The problem
Would you return every entry, exactly as it is written?

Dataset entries
☆ ☆ ☆
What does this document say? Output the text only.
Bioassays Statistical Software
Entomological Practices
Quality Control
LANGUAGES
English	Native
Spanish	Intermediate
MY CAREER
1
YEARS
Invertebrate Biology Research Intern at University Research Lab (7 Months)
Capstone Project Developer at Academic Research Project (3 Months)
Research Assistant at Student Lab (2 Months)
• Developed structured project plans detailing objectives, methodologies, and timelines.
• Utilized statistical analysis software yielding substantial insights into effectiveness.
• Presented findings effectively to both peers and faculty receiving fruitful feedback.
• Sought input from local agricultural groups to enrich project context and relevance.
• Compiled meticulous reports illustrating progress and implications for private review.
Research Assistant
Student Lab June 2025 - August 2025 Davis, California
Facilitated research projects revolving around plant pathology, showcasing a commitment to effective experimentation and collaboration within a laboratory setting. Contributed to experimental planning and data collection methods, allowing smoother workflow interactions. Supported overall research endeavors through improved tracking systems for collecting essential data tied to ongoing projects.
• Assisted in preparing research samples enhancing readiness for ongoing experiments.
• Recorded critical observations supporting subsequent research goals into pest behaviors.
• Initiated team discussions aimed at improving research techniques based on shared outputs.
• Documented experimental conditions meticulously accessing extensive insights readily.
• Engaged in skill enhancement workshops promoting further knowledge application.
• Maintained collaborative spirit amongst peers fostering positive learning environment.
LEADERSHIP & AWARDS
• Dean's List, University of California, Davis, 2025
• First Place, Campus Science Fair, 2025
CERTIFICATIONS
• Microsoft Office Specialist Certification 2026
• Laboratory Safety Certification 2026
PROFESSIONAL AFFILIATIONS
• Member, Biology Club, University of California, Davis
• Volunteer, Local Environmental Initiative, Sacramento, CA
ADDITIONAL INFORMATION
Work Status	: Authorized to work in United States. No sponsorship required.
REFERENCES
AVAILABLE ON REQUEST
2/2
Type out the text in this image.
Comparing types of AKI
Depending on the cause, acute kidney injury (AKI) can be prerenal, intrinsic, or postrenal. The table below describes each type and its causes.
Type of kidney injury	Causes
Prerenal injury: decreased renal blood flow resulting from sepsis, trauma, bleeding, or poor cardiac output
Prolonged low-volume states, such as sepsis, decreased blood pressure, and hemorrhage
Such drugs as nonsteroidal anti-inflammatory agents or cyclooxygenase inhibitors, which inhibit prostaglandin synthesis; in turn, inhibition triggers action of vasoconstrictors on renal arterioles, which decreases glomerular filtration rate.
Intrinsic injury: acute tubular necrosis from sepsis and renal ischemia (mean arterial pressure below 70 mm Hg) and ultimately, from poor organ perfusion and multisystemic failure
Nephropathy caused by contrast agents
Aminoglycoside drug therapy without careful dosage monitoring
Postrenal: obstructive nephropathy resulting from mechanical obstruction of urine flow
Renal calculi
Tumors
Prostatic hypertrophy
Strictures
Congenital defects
☆ ☆ ☆
Response box
What does this document say? Output the text only.
Bioassays Statistical Software
Entomological Practices
Quality Control
LANGUAGES
English	Native
Spanish	Intermediate
MY CAREER
1
YEARS
Invertebrate Biology Research Intern at University Research Lab (7 Months)
Capstone Project Developer at Academic Research Project (3 Months)
Research Assistant at Student Lab (2 Months)
• Developed structured project plans detailing objectives, methodologies, and timelines.
• Utilized statistical analysis software yielding substantial insights into effectiveness.
• Presented findings effectively to both peers and faculty receiving fruitful feedback.
• Sought input from local agricultural groups to enrich project context and relevance.
• Compiled meticulous reports illustrating progress and implications for private review.
Research Assistant
Student Lab June 2025 - August 2025 Davis, California
Facilitated research projects revolving around plant pathology, showcasing a commitment to effective experimentation and collaboration within a laboratory setting. Contributed to experimental planning and data collection methods, allowing smoother workflow interactions. Supported overall research endeavors through improved tracking systems for collecting essential data tied to ongoing projects.
• Assisted in preparing research samples enhancing readiness for ongoing experiments.
• Recorded critical observations supporting subsequent research goals into pest behaviors.
• Initiated team discussions aimed at improving research techniques based on shared outputs.
• Documented experimental conditions meticulously accessing extensive insights readily.
• Engaged in skill enhancement workshops promoting further knowledge application.
• Maintained collaborative spirit amongst peers fostering positive learning environment.
LEADERSHIP & AWARDS
• Dean's List, University of California, Davis, 2025
• First Place, Campus Science Fair, 2025
CERTIFICATIONS
• Microsoft Office Specialist Certification 2026
• Laboratory Safety Certification 2026
PROFESSIONAL AFFILIATIONS
• Member, Biology Club, University of California, Davis
• Volunteer, Local Environmental Initiative, Sacramento, CA
ADDITIONAL INFORMATION
Work Status	: Authorized to work in United States. No sponsorship required.
REFERENCES
AVAILABLE ON REQUEST
2/2
Type out the text in this image.
Comparing types of AKI
Depending on the cause, acute kidney injury (AKI) can be prerenal, intrinsic, or postrenal. The table below describes each type and its causes.
Type of kidney injury	Causes
Prerenal injury: decreased renal blood flow resulting from sepsis, trauma, bleeding, or poor cardiac output
Prolonged low-volume states, such as sepsis, decreased blood pressure, and hemorrhage
Such drugs as nonsteroidal anti-inflammatory agents or cyclooxygenase inhibitors, which inhibit prostaglandin synthesis; in turn, inhibition triggers action of vasoconstrictors on renal arterioles, which decreases glomerular filtration rate.
Intrinsic injury: acute tubular necrosis from sepsis and renal ischemia (mean arterial pressure below 70 mm Hg) and ultimately, from poor organ perfusion and multisystemic failure
Nephropathy caused by contrast agents
Aminoglycoside drug therapy without careful dosage monitoring
Postrenal: obstructive nephropathy resulting from mechanical obstruction of urine flow
Renal calculi
Tumors
Prostatic hypertrophy
Strictures
Congenital defects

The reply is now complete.